<<<<
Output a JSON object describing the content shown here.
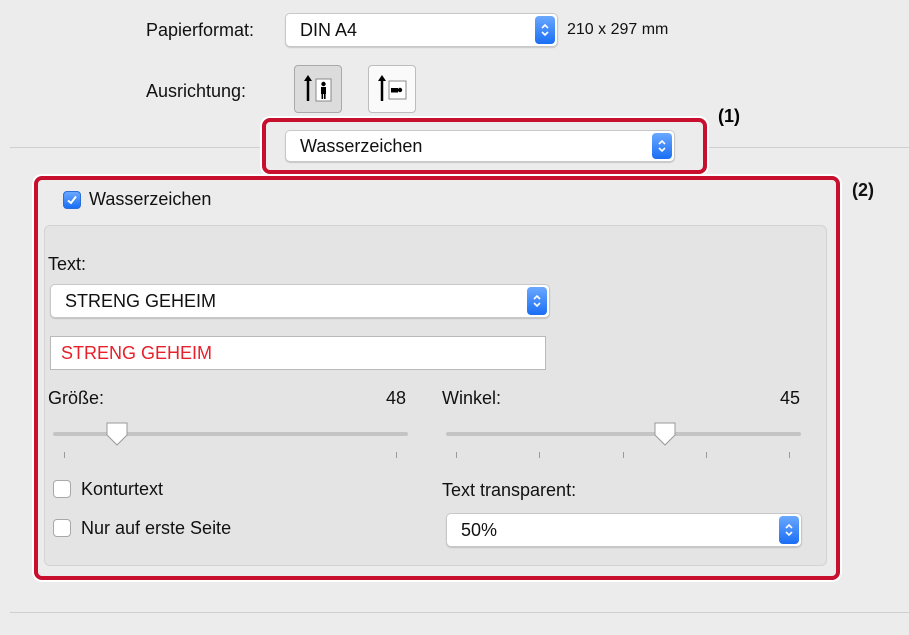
{
  "paper": {
    "label": "Papierformat:",
    "value": "DIN A4",
    "dimensions": "210 x 297 mm"
  },
  "orientation": {
    "label": "Ausrichtung:",
    "options": [
      "portrait",
      "landscape"
    ],
    "selected": "portrait"
  },
  "panel_select": {
    "value": "Wasserzeichen",
    "callout": "(1)"
  },
  "watermark": {
    "callout": "(2)",
    "enable_label": "Wasserzeichen",
    "enabled": true,
    "text_label": "Text:",
    "text_preset": "STRENG GEHEIM",
    "text_value": "STRENG GEHEIM",
    "text_color": "#e8202a",
    "size_label": "Größe:",
    "size_value": "48",
    "angle_label": "Winkel:",
    "angle_value": "45",
    "outline_label": "Konturtext",
    "outline_checked": false,
    "first_page_label": "Nur auf erste Seite",
    "first_page_checked": false,
    "transparent_label": "Text transparent:",
    "transparent_value": "50%"
  },
  "colors": {
    "callout": "#c8102e",
    "accent": "#1a6ef5"
  }
}
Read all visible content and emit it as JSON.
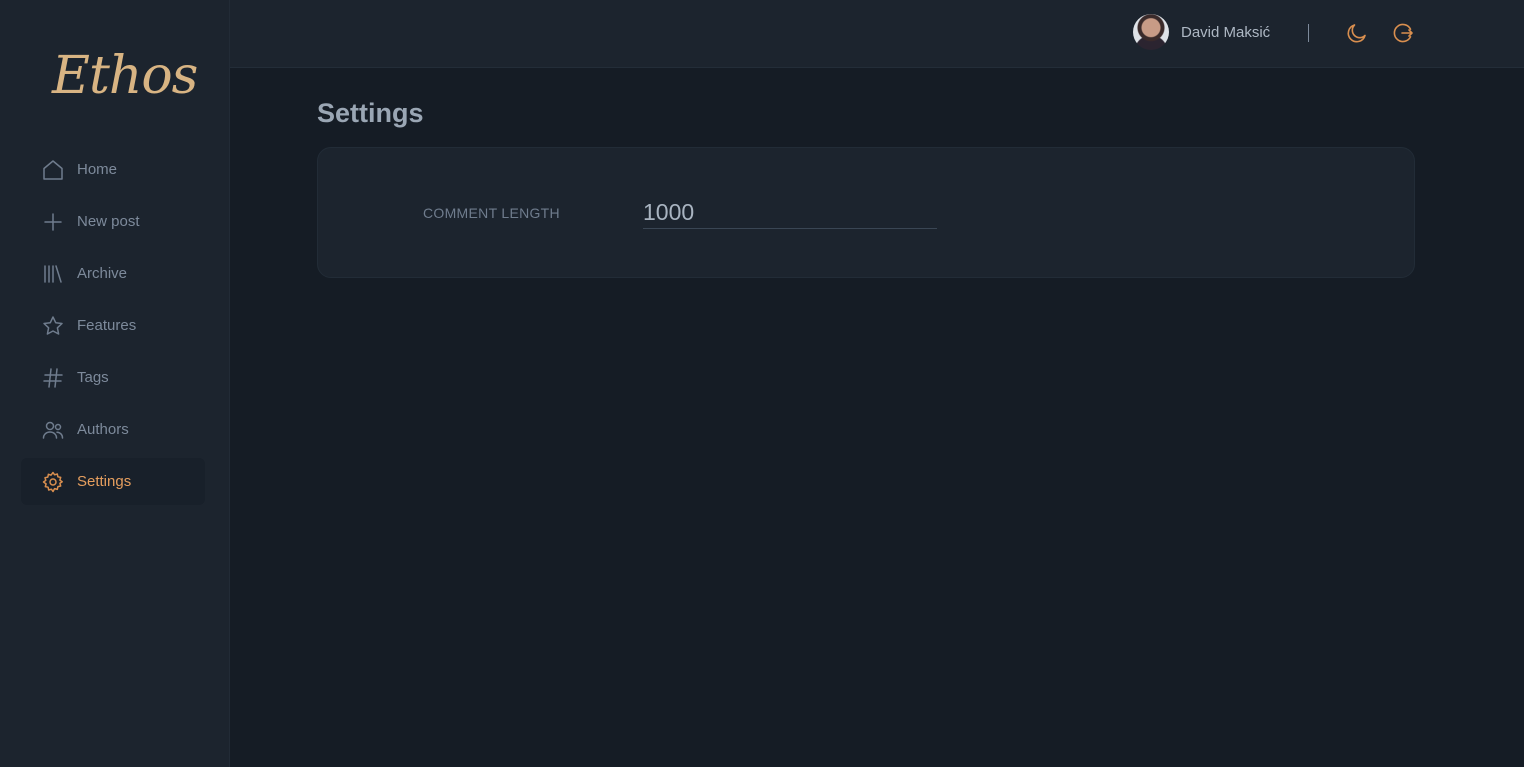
>>>>
How many lines in the records above contain the word "JSON"? Reply with the number and nothing more.

Full output:
2